• TASK REQUIREMENTS: Rewrite every line of the data below as a numbered list, omitting blank lines. Leave the pictures out of the answer.

──────── DATA

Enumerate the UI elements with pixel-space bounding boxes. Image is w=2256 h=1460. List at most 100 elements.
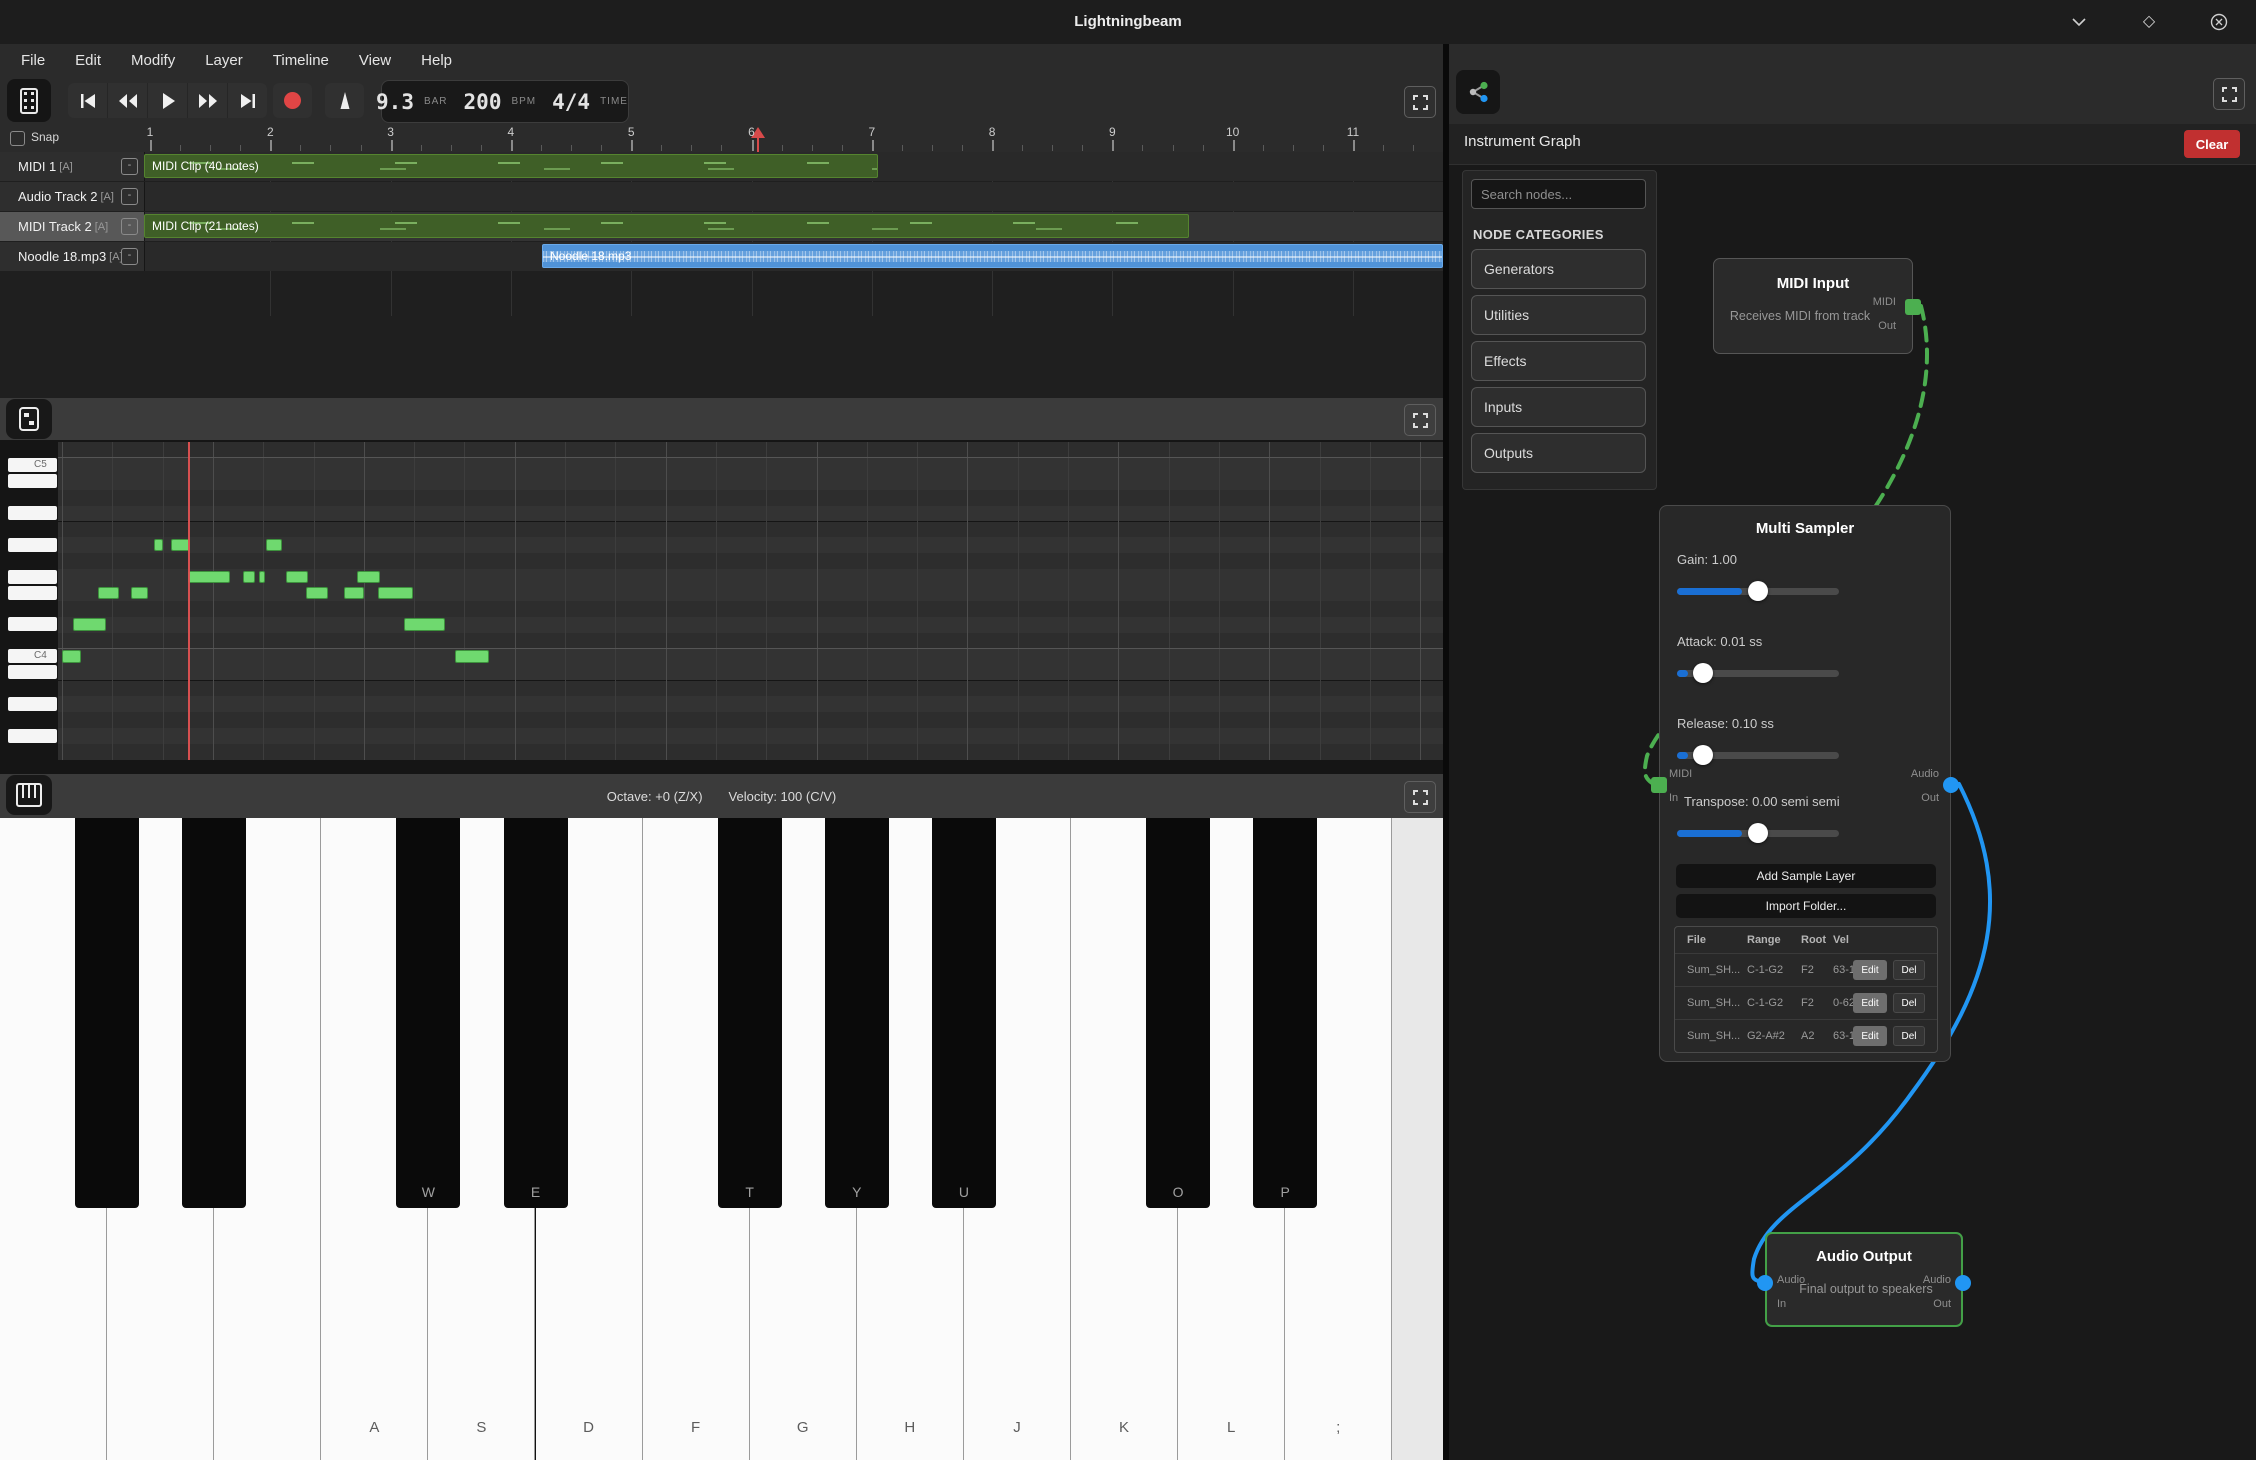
category-button-effects[interactable]: Effects	[1471, 341, 1646, 381]
midi-note[interactable]	[286, 571, 308, 584]
track-lane-1[interactable]: MIDI Clip (40 notes)	[145, 152, 1443, 181]
clip-audio[interactable]: Noodle 18.mp3	[542, 244, 1443, 268]
clear-button[interactable]: Clear	[2184, 130, 2240, 158]
timeline-ruler[interactable]: Snap 1234567891011	[0, 124, 1443, 153]
black-key[interactable]: T	[718, 818, 782, 1208]
slider-thumb[interactable]	[1748, 823, 1768, 843]
delete-button[interactable]: Del	[1893, 960, 1925, 980]
menu-item-help[interactable]: Help	[406, 44, 467, 78]
table-row[interactable]: Sum_SH...G2-A#2A263-1...EditDel	[1675, 1019, 1937, 1053]
param-slider[interactable]	[1677, 670, 1839, 677]
track-lane-4[interactable]: Noodle 18.mp3	[145, 242, 1443, 271]
keyboard-expand-button[interactable]	[1404, 781, 1436, 813]
roll-key-B4[interactable]	[8, 474, 57, 488]
node-midi-input[interactable]: MIDI Input Receives MIDI from track MIDI…	[1713, 258, 1913, 354]
track-lane-3[interactable]: MIDI Clip (21 notes)	[145, 212, 1443, 241]
roll-key-A4[interactable]	[8, 506, 57, 520]
clip-midi[interactable]: MIDI Clip (21 notes)	[144, 214, 1189, 238]
black-key[interactable]	[182, 818, 246, 1208]
midi-note[interactable]	[357, 571, 380, 584]
menu-item-timeline[interactable]: Timeline	[258, 44, 344, 78]
filmstrip-button[interactable]	[7, 79, 51, 122]
track-checkbox[interactable]: -	[121, 158, 138, 175]
midi-note[interactable]	[455, 650, 489, 663]
track-checkbox[interactable]: -	[121, 248, 138, 265]
skip-end-button[interactable]	[228, 83, 267, 118]
delete-button[interactable]: Del	[1893, 1026, 1925, 1046]
menu-item-layer[interactable]: Layer	[190, 44, 258, 78]
midi-note[interactable]	[344, 587, 364, 600]
roll-key-A3[interactable]	[8, 697, 57, 711]
midi-note[interactable]	[98, 587, 119, 600]
maximize-icon[interactable]: ◇	[2138, 2, 2160, 24]
search-input[interactable]	[1471, 179, 1646, 209]
fast-forward-button[interactable]	[188, 83, 228, 118]
table-row[interactable]: Sum_SH...C-1-G2F263-1...EditDel	[1675, 953, 1937, 987]
roll-key-B3[interactable]	[8, 665, 57, 679]
skip-start-button[interactable]	[68, 83, 108, 118]
track-header-3[interactable]: MIDI Track 2[A]-	[0, 212, 145, 241]
roll-key-C5[interactable]: C5	[8, 458, 57, 472]
midi-note[interactable]	[73, 618, 106, 631]
record-button[interactable]	[273, 83, 312, 118]
midi-note[interactable]	[378, 587, 413, 600]
edit-button[interactable]: Edit	[1853, 960, 1887, 980]
midi-out-port[interactable]	[1905, 299, 1921, 315]
roll-key-C4[interactable]: C4	[8, 649, 57, 663]
midi-note[interactable]	[306, 587, 328, 600]
midi-note[interactable]	[404, 618, 445, 631]
audio-in-port[interactable]	[1757, 1275, 1773, 1291]
slider-thumb[interactable]	[1748, 581, 1768, 601]
midi-note[interactable]	[243, 571, 255, 584]
graph-expand-button[interactable]	[2213, 78, 2245, 110]
track-lane-2[interactable]	[145, 182, 1443, 211]
minimize-icon[interactable]	[2068, 11, 2090, 33]
menu-item-modify[interactable]: Modify	[116, 44, 190, 78]
roll-key-F4[interactable]	[8, 570, 57, 584]
param-slider[interactable]	[1677, 752, 1839, 759]
midi-in-port[interactable]	[1651, 777, 1667, 793]
black-key[interactable]: P	[1253, 818, 1317, 1208]
midi-note[interactable]	[188, 571, 230, 584]
category-button-utilities[interactable]: Utilities	[1471, 295, 1646, 335]
track-header-1[interactable]: MIDI 1[A]-	[0, 152, 145, 181]
edit-button[interactable]: Edit	[1853, 993, 1887, 1013]
category-button-generators[interactable]: Generators	[1471, 249, 1646, 289]
white-key-partial[interactable]	[1392, 818, 1443, 1460]
timeline-expand-button[interactable]	[1404, 86, 1436, 118]
black-key[interactable]: W	[396, 818, 460, 1208]
black-key[interactable]: U	[932, 818, 996, 1208]
midi-note[interactable]	[266, 539, 282, 552]
roll-key-D4[interactable]	[8, 617, 57, 631]
slider-thumb[interactable]	[1693, 745, 1713, 765]
metronome-button[interactable]	[325, 83, 364, 118]
rewind-button[interactable]	[108, 83, 148, 118]
piano-roll-expand-button[interactable]	[1404, 404, 1436, 436]
node-audio-output[interactable]: Audio Output Final output to speakers Au…	[1765, 1232, 1963, 1327]
midi-note[interactable]	[62, 650, 81, 663]
roll-key-G3[interactable]	[8, 729, 57, 743]
node-multi-sampler[interactable]: Multi Sampler Gain: 1.00Attack: 0.01 ssR…	[1659, 505, 1951, 1062]
param-slider[interactable]	[1677, 830, 1839, 837]
edit-button[interactable]: Edit	[1853, 1026, 1887, 1046]
black-key[interactable]: E	[504, 818, 568, 1208]
node-graph-button[interactable]	[1456, 70, 1500, 114]
piano-roll-panel-button[interactable]	[6, 399, 52, 439]
close-icon[interactable]	[2208, 11, 2230, 33]
audio-out-port[interactable]	[1955, 1275, 1971, 1291]
audio-out-port[interactable]	[1943, 777, 1959, 793]
black-key[interactable]: O	[1146, 818, 1210, 1208]
clip-midi[interactable]: MIDI Clip (40 notes)	[144, 154, 878, 178]
midi-note[interactable]	[154, 539, 163, 552]
table-row[interactable]: Sum_SH...C-1-G2F20-62EditDel	[1675, 986, 1937, 1020]
track-header-4[interactable]: Noodle 18.mp3[A]-	[0, 242, 145, 271]
menu-item-file[interactable]: File	[6, 44, 60, 78]
roll-key-E4[interactable]	[8, 586, 57, 600]
roll-key-G4[interactable]	[8, 538, 57, 552]
snap-checkbox[interactable]	[10, 131, 25, 146]
delete-button[interactable]: Del	[1893, 993, 1925, 1013]
track-checkbox[interactable]: -	[121, 188, 138, 205]
virtual-keyboard[interactable]: ASDFGHJKL;WETYUOP	[0, 818, 1443, 1460]
import-folder-button[interactable]: Import Folder...	[1676, 894, 1936, 918]
menu-item-view[interactable]: View	[344, 44, 406, 78]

────────────────

• WRITTEN RESPONSE:
1. Enumerate the UI elements with pixel-space bounding boxes. Image is w=2256 h=1460. List at most 100 elements.
2. category-button-effects[interactable]: Effects	[1471, 341, 1646, 381]
3. midi-note[interactable]	[286, 571, 308, 584]
4. track-lane-1[interactable]: MIDI Clip (40 notes)	[145, 152, 1443, 181]
5. clip-audio[interactable]: Noodle 18.mp3	[542, 244, 1443, 268]
6. clear-button[interactable]: Clear	[2184, 130, 2240, 158]
7. timeline-ruler[interactable]: Snap 1234567891011	[0, 124, 1443, 153]
8. black-key[interactable]: T	[718, 818, 782, 1208]
9. slider-thumb[interactable]	[1748, 823, 1768, 843]
10. delete-button[interactable]: Del	[1893, 960, 1925, 980]
11. menu-item-help[interactable]: Help	[406, 44, 467, 78]
12. table-row[interactable]: Sum_SH...G2-A#2A263-1...EditDel	[1675, 1019, 1937, 1053]
13. param-slider[interactable]	[1677, 670, 1839, 677]
14. track-lane-4[interactable]: Noodle 18.mp3	[145, 242, 1443, 271]
15. keyboard-expand-button[interactable]	[1404, 781, 1436, 813]
16. roll-key-B4[interactable]	[8, 474, 57, 488]
17. node-midi-input[interactable]: MIDI Input Receives MIDI from track MIDI…	[1713, 258, 1913, 354]
18. track-lane-3[interactable]: MIDI Clip (21 notes)	[145, 212, 1443, 241]
19. roll-key-A4[interactable]	[8, 506, 57, 520]
20. clip-midi[interactable]: MIDI Clip (21 notes)	[144, 214, 1189, 238]
21. black-key[interactable]	[182, 818, 246, 1208]
22. midi-note[interactable]	[357, 571, 380, 584]
23. menu-item-timeline[interactable]: Timeline	[258, 44, 344, 78]
24. filmstrip-button[interactable]	[7, 79, 51, 122]
25. track-checkbox[interactable]: -	[121, 158, 138, 175]
26. midi-note[interactable]	[455, 650, 489, 663]
27. track-checkbox[interactable]: -	[121, 248, 138, 265]
28. skip-end-button[interactable]	[228, 83, 267, 118]
29. delete-button[interactable]: Del	[1893, 1026, 1925, 1046]
30. menu-item-layer[interactable]: Layer	[190, 44, 258, 78]
31. midi-note[interactable]	[344, 587, 364, 600]
32. roll-key-A3[interactable]	[8, 697, 57, 711]
33. midi-note[interactable]	[98, 587, 119, 600]
34. maximize-icon[interactable]: ◇	[2138, 2, 2160, 24]
35. search-input[interactable]	[1471, 179, 1646, 209]
36. fast-forward-button[interactable]	[188, 83, 228, 118]
37. table-row[interactable]: Sum_SH...C-1-G2F263-1...EditDel	[1675, 953, 1937, 987]
38. roll-key-B3[interactable]	[8, 665, 57, 679]
39. skip-start-button[interactable]	[68, 83, 108, 118]
40. track-header-3[interactable]: MIDI Track 2[A]-	[0, 212, 145, 241]
41. roll-key-C5[interactable]: C5	[8, 458, 57, 472]
42. midi-note[interactable]	[73, 618, 106, 631]
43. record-button[interactable]	[273, 83, 312, 118]
44. midi-note[interactable]	[378, 587, 413, 600]
45. edit-button[interactable]: Edit	[1853, 960, 1887, 980]
46. midi-out-port[interactable]	[1905, 299, 1921, 315]
47. roll-key-C4[interactable]: C4	[8, 649, 57, 663]
48. midi-note[interactable]	[306, 587, 328, 600]
49. midi-note[interactable]	[404, 618, 445, 631]
50. audio-in-port[interactable]	[1757, 1275, 1773, 1291]
51. slider-thumb[interactable]	[1748, 581, 1768, 601]
52. midi-note[interactable]	[243, 571, 255, 584]
53. graph-expand-button[interactable]	[2213, 78, 2245, 110]
54. track-lane-2[interactable]	[145, 182, 1443, 211]
55. minimize-icon[interactable]	[2068, 11, 2090, 33]
56. menu-item-modify[interactable]: Modify	[116, 44, 190, 78]
57. roll-key-F4[interactable]	[8, 570, 57, 584]
58. param-slider[interactable]	[1677, 752, 1839, 759]
59. midi-in-port[interactable]	[1651, 777, 1667, 793]
60. black-key[interactable]: P	[1253, 818, 1317, 1208]
61. midi-note[interactable]	[188, 571, 230, 584]
62. category-button-utilities[interactable]: Utilities	[1471, 295, 1646, 335]
63. track-header-1[interactable]: MIDI 1[A]-	[0, 152, 145, 181]
64. edit-button[interactable]: Edit	[1853, 993, 1887, 1013]
65. category-button-generators[interactable]: Generators	[1471, 249, 1646, 289]
66. white-key-partial[interactable]	[1392, 818, 1443, 1460]
67. timeline-expand-button[interactable]	[1404, 86, 1436, 118]
68. black-key[interactable]: W	[396, 818, 460, 1208]
69. black-key[interactable]: U	[932, 818, 996, 1208]
70. midi-note[interactable]	[266, 539, 282, 552]
71. roll-key-D4[interactable]	[8, 617, 57, 631]
72. slider-thumb[interactable]	[1693, 745, 1713, 765]
73. metronome-button[interactable]	[325, 83, 364, 118]
74. rewind-button[interactable]	[108, 83, 148, 118]
75. piano-roll-expand-button[interactable]	[1404, 404, 1436, 436]
76. node-audio-output[interactable]: Audio Output Final output to speakers Au…	[1765, 1232, 1963, 1327]
77. midi-note[interactable]	[62, 650, 81, 663]
78. roll-key-G3[interactable]	[8, 729, 57, 743]
79. node-multi-sampler[interactable]: Multi Sampler Gain: 1.00Attack: 0.01 ssR…	[1659, 505, 1951, 1062]
80. param-slider[interactable]	[1677, 830, 1839, 837]
81. edit-button[interactable]: Edit	[1853, 1026, 1887, 1046]
82. black-key[interactable]: E	[504, 818, 568, 1208]
83. node-graph-button[interactable]	[1456, 70, 1500, 114]
84. piano-roll-panel-button[interactable]	[6, 399, 52, 439]
85. close-icon[interactable]	[2208, 11, 2230, 33]
86. audio-out-port[interactable]	[1955, 1275, 1971, 1291]
87. audio-out-port[interactable]	[1943, 777, 1959, 793]
88. black-key[interactable]: O	[1146, 818, 1210, 1208]
89. clip-midi[interactable]: MIDI Clip (40 notes)	[144, 154, 878, 178]
90. midi-note[interactable]	[154, 539, 163, 552]
91. table-row[interactable]: Sum_SH...C-1-G2F20-62EditDel	[1675, 986, 1937, 1020]
92. track-header-4[interactable]: Noodle 18.mp3[A]-	[0, 242, 145, 271]
93. menu-item-file[interactable]: File	[6, 44, 60, 78]
94. roll-key-E4[interactable]	[8, 586, 57, 600]
95. roll-key-G4[interactable]	[8, 538, 57, 552]
96. snap-checkbox[interactable]	[10, 131, 25, 146]
97. delete-button[interactable]: Del	[1893, 993, 1925, 1013]
98. track-checkbox[interactable]: -	[121, 188, 138, 205]
99. virtual-keyboard[interactable]: ASDFGHJKL;WETYUOP	[0, 818, 1443, 1460]
100. import-folder-button[interactable]: Import Folder...	[1676, 894, 1936, 918]
101. menu-item-view[interactable]: View	[344, 44, 406, 78]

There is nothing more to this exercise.